Aim: Quote the lines below exactly, from the one that holds "Output the text content of this document." through the final line of the records, and only those.

====== Records for processing ======

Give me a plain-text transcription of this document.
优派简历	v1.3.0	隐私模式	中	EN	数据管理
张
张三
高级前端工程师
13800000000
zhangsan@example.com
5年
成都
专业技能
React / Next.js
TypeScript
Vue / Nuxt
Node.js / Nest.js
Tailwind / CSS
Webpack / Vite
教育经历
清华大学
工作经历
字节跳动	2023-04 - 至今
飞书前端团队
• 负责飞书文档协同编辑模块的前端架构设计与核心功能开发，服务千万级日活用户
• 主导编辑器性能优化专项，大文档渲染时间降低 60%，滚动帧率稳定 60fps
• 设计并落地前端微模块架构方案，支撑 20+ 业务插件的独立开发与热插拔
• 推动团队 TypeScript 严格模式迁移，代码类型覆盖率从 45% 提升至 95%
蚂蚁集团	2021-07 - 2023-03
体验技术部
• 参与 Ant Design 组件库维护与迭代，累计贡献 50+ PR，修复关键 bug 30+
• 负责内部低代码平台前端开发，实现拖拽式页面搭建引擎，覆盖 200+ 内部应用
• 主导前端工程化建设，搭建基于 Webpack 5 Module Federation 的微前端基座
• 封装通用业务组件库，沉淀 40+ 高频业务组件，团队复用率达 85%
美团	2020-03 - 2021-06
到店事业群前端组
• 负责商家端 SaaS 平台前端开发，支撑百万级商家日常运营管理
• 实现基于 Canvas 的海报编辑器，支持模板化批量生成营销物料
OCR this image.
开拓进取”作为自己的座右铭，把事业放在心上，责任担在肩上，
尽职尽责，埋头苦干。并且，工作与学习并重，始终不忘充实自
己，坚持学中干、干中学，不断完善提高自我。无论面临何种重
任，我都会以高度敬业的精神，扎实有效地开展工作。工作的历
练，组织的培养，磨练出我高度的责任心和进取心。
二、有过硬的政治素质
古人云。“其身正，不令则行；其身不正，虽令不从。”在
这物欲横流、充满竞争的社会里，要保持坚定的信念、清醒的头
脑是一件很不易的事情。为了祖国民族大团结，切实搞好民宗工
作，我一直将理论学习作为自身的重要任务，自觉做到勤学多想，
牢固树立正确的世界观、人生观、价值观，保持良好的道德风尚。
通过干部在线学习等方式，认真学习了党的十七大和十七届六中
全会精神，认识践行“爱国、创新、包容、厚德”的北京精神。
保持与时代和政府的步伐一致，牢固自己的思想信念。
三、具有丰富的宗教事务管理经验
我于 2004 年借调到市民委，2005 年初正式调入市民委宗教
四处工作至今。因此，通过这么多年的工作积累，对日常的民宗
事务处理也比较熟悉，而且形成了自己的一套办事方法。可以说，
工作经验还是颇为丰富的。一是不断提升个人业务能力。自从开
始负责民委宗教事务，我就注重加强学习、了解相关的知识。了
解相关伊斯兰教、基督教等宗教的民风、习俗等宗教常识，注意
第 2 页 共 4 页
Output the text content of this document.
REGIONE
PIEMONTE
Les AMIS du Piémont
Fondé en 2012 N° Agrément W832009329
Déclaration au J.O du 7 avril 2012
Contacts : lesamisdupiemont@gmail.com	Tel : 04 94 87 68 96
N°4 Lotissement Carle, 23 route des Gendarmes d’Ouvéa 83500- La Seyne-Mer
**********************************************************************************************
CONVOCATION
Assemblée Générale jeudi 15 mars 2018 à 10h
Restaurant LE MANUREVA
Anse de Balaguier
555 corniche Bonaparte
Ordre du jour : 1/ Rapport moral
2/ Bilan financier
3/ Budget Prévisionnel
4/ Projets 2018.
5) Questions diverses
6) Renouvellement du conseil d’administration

======

Result of the task:
Output the text content of this document.
REGIONE
PIEMONTE
Les AMIS du Piémont
Fondé en 2012 N° Agrément W832009329
Déclaration au J.O du 7 avril 2012
Contacts : lesamisdupiemont@gmail.com	Tel : 04 94 87 68 96
N°4 Lotissement Carle, 23 route des Gendarmes d’Ouvéa 83500- La Seyne-Mer
**********************************************************************************************
CONVOCATION
Assemblée Générale jeudi 15 mars 2018 à 10h
Restaurant LE MANUREVA
Anse de Balaguier
555 corniche Bonaparte
Ordre du jour : 1/ Rapport moral
2/ Bilan financier
3/ Budget Prévisionnel
4/ Projets 2018.
5) Questions diverses
6) Renouvellement du conseil d’administration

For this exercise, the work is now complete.